### Exercise brief
Copy each line with the word "moto" in it.
--- Start of Listing ---
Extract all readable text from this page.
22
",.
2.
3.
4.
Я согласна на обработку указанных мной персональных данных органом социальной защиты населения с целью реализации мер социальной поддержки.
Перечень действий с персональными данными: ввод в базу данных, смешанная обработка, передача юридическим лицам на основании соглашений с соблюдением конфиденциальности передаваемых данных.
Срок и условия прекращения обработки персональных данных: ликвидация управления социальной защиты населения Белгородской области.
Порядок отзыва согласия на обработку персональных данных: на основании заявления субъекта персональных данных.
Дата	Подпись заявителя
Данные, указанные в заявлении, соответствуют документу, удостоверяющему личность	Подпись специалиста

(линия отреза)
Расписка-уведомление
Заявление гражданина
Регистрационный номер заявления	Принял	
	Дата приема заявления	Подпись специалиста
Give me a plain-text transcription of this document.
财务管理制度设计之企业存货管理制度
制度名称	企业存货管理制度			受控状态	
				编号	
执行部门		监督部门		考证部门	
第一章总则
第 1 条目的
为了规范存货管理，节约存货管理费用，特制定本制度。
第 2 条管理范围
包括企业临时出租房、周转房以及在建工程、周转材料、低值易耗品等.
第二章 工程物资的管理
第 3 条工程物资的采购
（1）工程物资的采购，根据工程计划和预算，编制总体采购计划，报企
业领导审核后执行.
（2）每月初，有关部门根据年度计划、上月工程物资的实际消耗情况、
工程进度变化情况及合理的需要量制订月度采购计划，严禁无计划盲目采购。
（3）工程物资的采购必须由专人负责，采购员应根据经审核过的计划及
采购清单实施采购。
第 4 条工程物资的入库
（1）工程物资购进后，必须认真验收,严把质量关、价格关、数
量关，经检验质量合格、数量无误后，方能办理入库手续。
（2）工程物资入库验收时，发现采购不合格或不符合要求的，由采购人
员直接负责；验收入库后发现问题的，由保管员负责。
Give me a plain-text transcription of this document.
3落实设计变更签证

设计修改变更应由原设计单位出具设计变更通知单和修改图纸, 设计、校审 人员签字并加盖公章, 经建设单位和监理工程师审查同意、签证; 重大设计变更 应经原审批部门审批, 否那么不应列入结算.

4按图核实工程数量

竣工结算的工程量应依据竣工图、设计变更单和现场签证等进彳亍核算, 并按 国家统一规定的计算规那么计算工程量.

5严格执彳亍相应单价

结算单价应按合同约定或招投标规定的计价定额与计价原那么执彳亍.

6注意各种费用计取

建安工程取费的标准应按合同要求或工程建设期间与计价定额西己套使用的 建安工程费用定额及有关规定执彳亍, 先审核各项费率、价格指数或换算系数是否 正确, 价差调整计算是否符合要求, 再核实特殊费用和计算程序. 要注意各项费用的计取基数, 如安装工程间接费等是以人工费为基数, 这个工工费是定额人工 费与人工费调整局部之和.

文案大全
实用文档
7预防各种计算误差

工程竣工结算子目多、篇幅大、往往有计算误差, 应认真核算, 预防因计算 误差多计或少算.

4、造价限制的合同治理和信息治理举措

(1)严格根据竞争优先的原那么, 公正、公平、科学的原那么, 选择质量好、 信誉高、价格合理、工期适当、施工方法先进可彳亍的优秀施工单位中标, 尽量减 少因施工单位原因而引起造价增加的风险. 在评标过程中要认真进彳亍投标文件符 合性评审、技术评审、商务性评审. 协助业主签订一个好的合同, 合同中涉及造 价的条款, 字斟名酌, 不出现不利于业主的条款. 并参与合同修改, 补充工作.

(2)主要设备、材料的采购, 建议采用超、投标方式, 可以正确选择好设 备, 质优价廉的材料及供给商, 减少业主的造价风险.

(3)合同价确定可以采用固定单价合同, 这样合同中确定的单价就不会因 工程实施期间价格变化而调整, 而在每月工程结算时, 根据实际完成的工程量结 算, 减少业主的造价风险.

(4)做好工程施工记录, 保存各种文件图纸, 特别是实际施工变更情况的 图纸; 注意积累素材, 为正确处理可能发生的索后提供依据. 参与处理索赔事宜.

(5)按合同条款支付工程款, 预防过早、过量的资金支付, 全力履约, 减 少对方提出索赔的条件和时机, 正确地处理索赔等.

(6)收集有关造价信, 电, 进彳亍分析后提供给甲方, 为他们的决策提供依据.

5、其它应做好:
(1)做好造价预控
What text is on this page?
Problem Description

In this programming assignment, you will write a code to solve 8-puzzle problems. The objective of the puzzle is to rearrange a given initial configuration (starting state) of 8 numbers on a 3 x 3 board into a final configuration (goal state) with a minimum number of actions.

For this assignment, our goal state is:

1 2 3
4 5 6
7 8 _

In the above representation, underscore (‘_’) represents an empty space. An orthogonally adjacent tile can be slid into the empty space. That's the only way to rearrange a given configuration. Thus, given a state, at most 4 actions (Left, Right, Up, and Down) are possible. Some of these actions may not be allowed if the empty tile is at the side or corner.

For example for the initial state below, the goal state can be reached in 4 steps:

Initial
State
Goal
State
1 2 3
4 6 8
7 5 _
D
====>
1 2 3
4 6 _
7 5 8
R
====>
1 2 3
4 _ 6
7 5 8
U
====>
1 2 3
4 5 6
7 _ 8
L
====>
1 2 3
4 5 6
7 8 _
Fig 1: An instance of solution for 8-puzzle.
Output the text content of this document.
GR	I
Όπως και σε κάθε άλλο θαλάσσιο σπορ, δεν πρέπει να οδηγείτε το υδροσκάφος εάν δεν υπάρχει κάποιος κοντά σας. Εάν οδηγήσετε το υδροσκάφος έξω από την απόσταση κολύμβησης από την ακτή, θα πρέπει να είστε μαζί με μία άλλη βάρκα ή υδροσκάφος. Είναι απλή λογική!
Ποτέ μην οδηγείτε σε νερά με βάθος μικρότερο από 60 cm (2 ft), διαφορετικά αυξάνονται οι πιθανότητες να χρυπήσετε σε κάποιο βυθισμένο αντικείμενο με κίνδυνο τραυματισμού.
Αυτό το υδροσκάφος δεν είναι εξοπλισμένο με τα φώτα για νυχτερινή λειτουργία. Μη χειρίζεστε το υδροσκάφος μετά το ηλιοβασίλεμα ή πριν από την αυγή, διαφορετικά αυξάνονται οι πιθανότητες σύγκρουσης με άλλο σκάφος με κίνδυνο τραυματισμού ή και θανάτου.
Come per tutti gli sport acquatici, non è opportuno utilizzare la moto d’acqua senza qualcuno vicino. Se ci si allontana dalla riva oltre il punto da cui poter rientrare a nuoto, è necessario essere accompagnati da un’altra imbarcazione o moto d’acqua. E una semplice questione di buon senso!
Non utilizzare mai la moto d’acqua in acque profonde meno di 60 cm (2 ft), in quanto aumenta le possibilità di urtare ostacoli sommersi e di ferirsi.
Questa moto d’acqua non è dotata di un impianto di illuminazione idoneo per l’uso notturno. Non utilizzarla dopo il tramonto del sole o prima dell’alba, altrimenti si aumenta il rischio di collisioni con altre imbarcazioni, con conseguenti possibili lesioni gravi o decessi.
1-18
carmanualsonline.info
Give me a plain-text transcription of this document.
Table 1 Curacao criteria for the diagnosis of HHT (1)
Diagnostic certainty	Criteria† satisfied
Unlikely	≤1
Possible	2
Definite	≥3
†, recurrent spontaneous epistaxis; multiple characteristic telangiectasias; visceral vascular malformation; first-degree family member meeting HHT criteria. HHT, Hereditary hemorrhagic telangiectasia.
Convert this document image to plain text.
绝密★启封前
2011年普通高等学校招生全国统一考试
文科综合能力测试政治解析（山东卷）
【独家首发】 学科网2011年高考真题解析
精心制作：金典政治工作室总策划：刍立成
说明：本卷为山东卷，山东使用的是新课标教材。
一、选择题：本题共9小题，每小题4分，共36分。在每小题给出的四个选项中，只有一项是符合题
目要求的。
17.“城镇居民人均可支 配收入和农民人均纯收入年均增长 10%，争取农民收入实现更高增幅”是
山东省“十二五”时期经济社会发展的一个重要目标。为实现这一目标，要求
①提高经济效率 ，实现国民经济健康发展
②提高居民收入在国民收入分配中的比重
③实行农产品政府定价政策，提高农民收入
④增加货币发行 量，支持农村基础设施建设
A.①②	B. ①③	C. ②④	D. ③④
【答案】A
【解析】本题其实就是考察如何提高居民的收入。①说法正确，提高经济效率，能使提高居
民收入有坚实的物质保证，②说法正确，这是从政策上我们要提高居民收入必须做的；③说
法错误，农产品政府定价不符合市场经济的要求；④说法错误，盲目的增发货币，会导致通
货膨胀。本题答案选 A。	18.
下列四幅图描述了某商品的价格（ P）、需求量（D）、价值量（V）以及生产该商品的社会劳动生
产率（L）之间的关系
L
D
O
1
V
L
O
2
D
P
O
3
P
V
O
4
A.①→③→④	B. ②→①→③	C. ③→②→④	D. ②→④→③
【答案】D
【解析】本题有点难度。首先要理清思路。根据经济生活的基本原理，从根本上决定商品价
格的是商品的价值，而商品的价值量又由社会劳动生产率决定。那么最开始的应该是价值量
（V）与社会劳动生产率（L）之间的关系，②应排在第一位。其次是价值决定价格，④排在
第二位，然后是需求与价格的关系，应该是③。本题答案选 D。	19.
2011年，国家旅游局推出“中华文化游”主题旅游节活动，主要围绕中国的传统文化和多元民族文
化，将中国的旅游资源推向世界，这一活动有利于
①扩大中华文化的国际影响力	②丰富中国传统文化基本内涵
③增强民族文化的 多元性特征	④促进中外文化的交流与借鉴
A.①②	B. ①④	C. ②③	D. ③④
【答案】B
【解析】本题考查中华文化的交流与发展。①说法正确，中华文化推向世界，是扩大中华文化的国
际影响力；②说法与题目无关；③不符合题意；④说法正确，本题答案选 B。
--- End of Listing ---
### Reply to the exercise
Come per tutti gli sport acquatici, non è opportuno utilizzare la moto d’acqua senza qualcuno vicino. Se ci si allontana dalla riva oltre il punto da cui poter rientrare a nuoto, è necessario essere accompagnati da un’altra imbarcazione o moto d’acqua. E una semplice questione di buon senso!
Non utilizzare mai la moto d’acqua in acque profonde meno di 60 cm (2 ft), in quanto aumenta le possibilità di urtare ostacoli sommersi e di ferirsi.
Questa moto d’acqua non è dotata di un impianto di illuminazione idoneo per l’uso notturno. Non utilizzarla dopo il tramonto del sole o prima dell’alba, altrimenti si aumenta il rischio di collisioni con altre imbarcazioni, con conseguenti possibili lesioni gravi o decessi.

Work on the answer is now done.